**Entries shown**
*****
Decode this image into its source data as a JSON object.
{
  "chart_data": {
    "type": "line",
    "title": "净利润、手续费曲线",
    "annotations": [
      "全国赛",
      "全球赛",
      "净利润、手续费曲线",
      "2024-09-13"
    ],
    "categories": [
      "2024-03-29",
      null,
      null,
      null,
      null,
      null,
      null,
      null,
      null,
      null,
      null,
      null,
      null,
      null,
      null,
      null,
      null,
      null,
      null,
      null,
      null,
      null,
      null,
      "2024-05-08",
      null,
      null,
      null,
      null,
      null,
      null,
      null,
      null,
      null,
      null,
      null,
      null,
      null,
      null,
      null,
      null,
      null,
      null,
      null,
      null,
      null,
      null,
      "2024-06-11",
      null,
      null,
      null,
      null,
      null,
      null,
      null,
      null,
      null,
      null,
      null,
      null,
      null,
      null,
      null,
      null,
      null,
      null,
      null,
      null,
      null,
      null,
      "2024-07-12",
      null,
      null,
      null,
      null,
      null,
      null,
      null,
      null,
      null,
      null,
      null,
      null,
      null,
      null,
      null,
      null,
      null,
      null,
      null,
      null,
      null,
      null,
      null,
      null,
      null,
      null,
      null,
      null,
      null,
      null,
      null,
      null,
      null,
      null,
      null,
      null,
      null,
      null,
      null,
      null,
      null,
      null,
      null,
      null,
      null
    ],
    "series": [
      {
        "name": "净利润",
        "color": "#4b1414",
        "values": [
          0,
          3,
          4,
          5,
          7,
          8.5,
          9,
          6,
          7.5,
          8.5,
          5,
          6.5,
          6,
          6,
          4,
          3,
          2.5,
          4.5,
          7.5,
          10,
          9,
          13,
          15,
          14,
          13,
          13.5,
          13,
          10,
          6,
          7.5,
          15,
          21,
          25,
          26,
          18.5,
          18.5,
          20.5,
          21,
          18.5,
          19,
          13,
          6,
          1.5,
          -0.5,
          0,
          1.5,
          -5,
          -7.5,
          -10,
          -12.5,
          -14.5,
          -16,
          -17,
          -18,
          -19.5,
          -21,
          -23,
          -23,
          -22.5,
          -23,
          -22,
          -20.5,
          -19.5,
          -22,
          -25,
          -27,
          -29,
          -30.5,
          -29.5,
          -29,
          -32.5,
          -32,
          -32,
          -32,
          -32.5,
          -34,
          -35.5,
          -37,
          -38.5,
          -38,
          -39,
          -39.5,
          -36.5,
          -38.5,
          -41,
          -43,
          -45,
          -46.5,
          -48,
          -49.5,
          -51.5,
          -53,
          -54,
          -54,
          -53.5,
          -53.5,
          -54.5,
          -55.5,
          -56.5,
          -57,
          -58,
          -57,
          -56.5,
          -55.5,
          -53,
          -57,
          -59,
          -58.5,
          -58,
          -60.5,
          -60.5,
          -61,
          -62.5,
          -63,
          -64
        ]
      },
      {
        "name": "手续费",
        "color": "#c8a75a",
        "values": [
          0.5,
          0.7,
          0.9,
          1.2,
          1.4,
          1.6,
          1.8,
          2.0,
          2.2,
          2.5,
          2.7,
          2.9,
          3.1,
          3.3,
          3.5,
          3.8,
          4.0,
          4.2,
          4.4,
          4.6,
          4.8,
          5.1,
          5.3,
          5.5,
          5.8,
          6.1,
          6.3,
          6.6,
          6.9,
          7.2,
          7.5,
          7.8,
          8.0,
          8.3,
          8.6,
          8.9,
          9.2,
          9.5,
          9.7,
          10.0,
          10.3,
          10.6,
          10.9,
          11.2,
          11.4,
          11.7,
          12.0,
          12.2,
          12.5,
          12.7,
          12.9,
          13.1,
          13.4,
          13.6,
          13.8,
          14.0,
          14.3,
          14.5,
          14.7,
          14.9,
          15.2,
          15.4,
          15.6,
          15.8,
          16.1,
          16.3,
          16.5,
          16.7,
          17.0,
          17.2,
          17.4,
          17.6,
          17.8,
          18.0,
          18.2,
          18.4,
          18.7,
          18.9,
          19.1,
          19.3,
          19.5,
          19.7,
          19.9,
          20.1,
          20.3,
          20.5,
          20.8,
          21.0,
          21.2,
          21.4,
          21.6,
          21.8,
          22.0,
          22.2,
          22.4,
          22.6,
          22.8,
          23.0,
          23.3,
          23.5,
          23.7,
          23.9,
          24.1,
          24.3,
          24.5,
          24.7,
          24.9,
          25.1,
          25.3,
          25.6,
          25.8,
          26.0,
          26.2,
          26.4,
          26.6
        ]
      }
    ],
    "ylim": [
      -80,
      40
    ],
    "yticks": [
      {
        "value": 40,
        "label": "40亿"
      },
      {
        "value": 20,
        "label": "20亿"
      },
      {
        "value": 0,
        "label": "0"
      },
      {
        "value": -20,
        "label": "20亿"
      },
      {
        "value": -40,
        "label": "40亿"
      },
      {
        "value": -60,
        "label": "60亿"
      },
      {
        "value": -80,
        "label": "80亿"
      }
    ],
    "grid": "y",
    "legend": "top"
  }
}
*****
**Goal**
In the entries above, find lines with "label" and copy each.

**The completed task**
        "label": "40亿"
        "label": "20亿"
        "label": "0"
        "label": "20亿"
        "label": "40亿"
        "label": "60亿"
        "label": "80亿"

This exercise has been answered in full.